#### PROBLEM DESCRIPTION
Track down each line that has the word "Дикопольцева" and copy it.

#### EXTRACTED RECORDS

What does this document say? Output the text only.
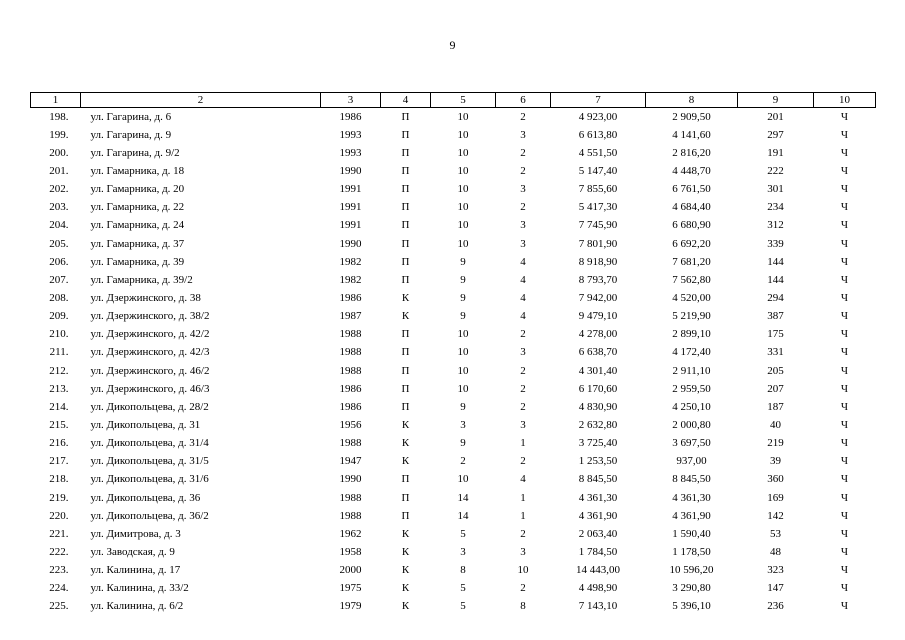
9
1	2	3	4	5	6	7	8	9	10
198.	ул. Гагарина, д. 6	1986	П	10	2	4 923,00	2 909,50	201	Ч
199.	ул. Гагарина, д. 9	1993	П	10	3	6 613,80	4 141,60	297	Ч
200.	ул. Гагарина, д. 9/2	1993	П	10	2	4 551,50	2 816,20	191	Ч
201.	ул. Гамарника, д. 18	1990	П	10	2	5 147,40	4 448,70	222	Ч
202.	ул. Гамарника, д. 20	1991	П	10	3	7 855,60	6 761,50	301	Ч
203.	ул. Гамарника, д. 22	1991	П	10	2	5 417,30	4 684,40	234	Ч
204.	ул. Гамарника, д. 24	1991	П	10	3	7 745,90	6 680,90	312	Ч
205.	ул. Гамарника, д. 37	1990	П	10	3	7 801,90	6 692,20	339	Ч
206.	ул. Гамарника, д. 39	1982	П	9	4	8 918,90	7 681,20	144	Ч
207.	ул. Гамарника, д. 39/2	1982	П	9	4	8 793,70	7 562,80	144	Ч
208.	ул. Дзержинского, д. 38	1986	К	9	4	7 942,00	4 520,00	294	Ч
209.	ул. Дзержинского, д. 38/2	1987	К	9	4	9 479,10	5 219,90	387	Ч
210.	ул. Дзержинского, д. 42/2	1988	П	10	2	4 278,00	2 899,10	175	Ч
211.	ул. Дзержинского, д. 42/3	1988	П	10	3	6 638,70	4 172,40	331	Ч
212.	ул. Дзержинского, д. 46/2	1988	П	10	2	4 301,40	2 911,10	205	Ч
213.	ул. Дзержинского, д. 46/3	1986	П	10	2	6 170,60	2 959,50	207	Ч
214.	ул. Дикопольцева, д. 28/2	1986	П	9	2	4 830,90	4 250,10	187	Ч
215.	ул. Дикопольцева, д. 31	1956	К	3	3	2 632,80	2 000,80	40	Ч
216.	ул. Дикопольцева, д. 31/4	1988	К	9	1	3 725,40	3 697,50	219	Ч
217.	ул. Дикопольцева, д. 31/5	1947	К	2	2	1 253,50	937,00	39	Ч
218.	ул. Дикопольцева, д. 31/6	1990	П	10	4	8 845,50	8 845,50	360	Ч
219.	ул. Дикопольцева, д. 36	1988	П	14	1	4 361,30	4 361,30	169	Ч
220.	ул. Дикопольцева, д. 36/2	1988	П	14	1	4 361,90	4 361,90	142	Ч
221.	ул. Димитрова, д. 3	1962	К	5	2	2 063,40	1 590,40	53	Ч
222.	ул. Заводская, д. 9	1958	К	3	3	1 784,50	1 178,50	48	Ч
223.	ул. Калинина, д. 17	2000	К	8	10	14 443,00	10 596,20	323	Ч
224.	ул. Калинина, д. 33/2	1975	К	5	2	4 498,90	3 290,80	147	Ч
225.	ул. Калинина, д. 6/2	1979	К	5	8	7 143,10	5 396,10	236	Ч
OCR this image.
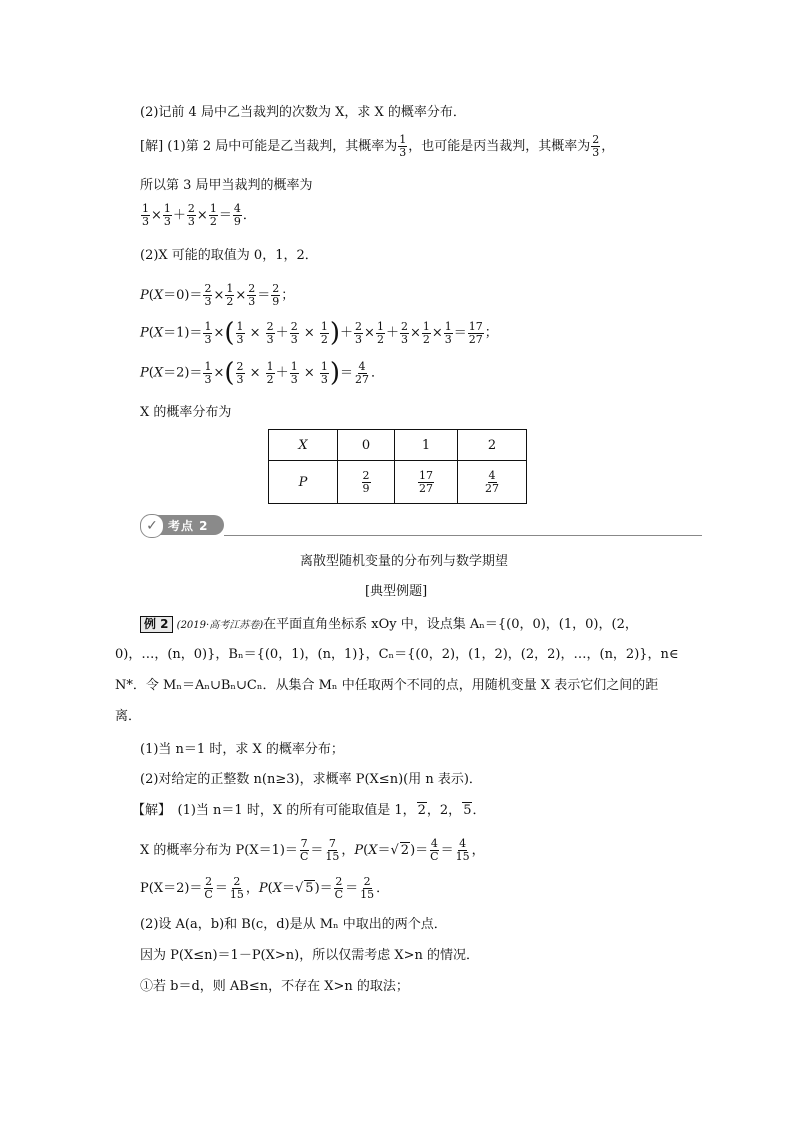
(2)记前 4 局中乙当裁判的次数为 X，求 X 的概率分布．
[解] (1)第 2 局中可能是乙当裁判，其概率为 $\frac{1}{3}$ ，也可能是丙当裁判，其概率为 $\frac{2}{3}$ ，
所以第 3 局甲当裁判的概率为
$\frac{1}{3} \times \frac{1}{3} + \frac{2}{3} \times \frac{1}{2} = \frac{4}{9}$ ．
(2)X 可能的取值为 0，1，2．
$P(X=0)= \frac{2}{3} \times \frac{1}{2} \times \frac{2}{3} = \frac{2}{9}$ ；
$P(X=1)= \frac{1}{3}$ ×( $\frac{1}{3} \times \frac{2}{3} + \frac{2}{3} \times \frac{1}{2}$ )＋ $\frac{2}{3} \times \frac{1}{2} + \frac{2}{3} \times \frac{1}{2} \times \frac{1}{3} = \frac{17}{27}$ ；
$P(X=2)= \frac{1}{3}$ ×( $\frac{2}{3} \times \frac{1}{2} + \frac{1}{3} \times \frac{1}{3}$ )＝ $\frac{4}{27}$ ．
X 的概率分布为
X	0	1	2
P	$\frac{2}{9}$	$\frac{17}{27}$	$\frac{4}{27}$
✓ 考点 2
离散型随机变量的分布列与数学期望
[典型例题]
例 2 (2019·高考江苏卷)在平面直角坐标系 xOy 中，设点集 Aₙ＝{(0，0)，(1，0)，(2，
0)，…，(n，0)}，Bₙ＝{(0，1)，(n，1)}，Cₙ＝{(0，2)，(1，2)，(2，2)，…，(n，2)}，n∈
N*．令 Mₙ＝Aₙ∪Bₙ∪Cₙ．从集合 Mₙ 中任取两个不同的点，用随机变量 X 表示它们之间的距
离．
(1)当 n＝1 时，求 X 的概率分布；
(2)对给定的正整数 n(n≥3)，求概率 P(X≤n)(用 n 表示)．
【解】　(1)当 n＝1 时，X 的所有可能取值是 1， 2，2， 5．
X 的概率分布为 $P(X=1)= \frac{7}{C} = \frac{7}{15}$ ，P(X＝√ $2)= \frac{4}{C} = \frac{4}{15}$ ，
$P(X=2)= \frac{2}{C} = \frac{2}{15}$ ，P(X＝√ $5)= \frac{2}{C} = \frac{2}{15}$ ．
(2)设 A(a，b)和 B(c，d)是从 Mₙ 中取出的两个点．
因为 P(X≤n)＝1－P(X>n)，所以仅需考虑 X>n 的情况．
①若 b＝d，则 AB≤n，不存在 X>n 的取法；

#### OUTPUT OF THE TASK
214.	ул. Дикопольцева, д. 28/2	1986	П	9	2	4 830,90	4 250,10	187	Ч
215.	ул. Дикопольцева, д. 31	1956	К	3	3	2 632,80	2 000,80	40	Ч
216.	ул. Дикопольцева, д. 31/4	1988	К	9	1	3 725,40	3 697,50	219	Ч
217.	ул. Дикопольцева, д. 31/5	1947	К	2	2	1 253,50	937,00	39	Ч
218.	ул. Дикопольцева, д. 31/6	1990	П	10	4	8 845,50	8 845,50	360	Ч
219.	ул. Дикопольцева, д. 36	1988	П	14	1	4 361,30	4 361,30	169	Ч
220.	ул. Дикопольцева, д. 36/2	1988	П	14	1	4 361,90	4 361,90	142	Ч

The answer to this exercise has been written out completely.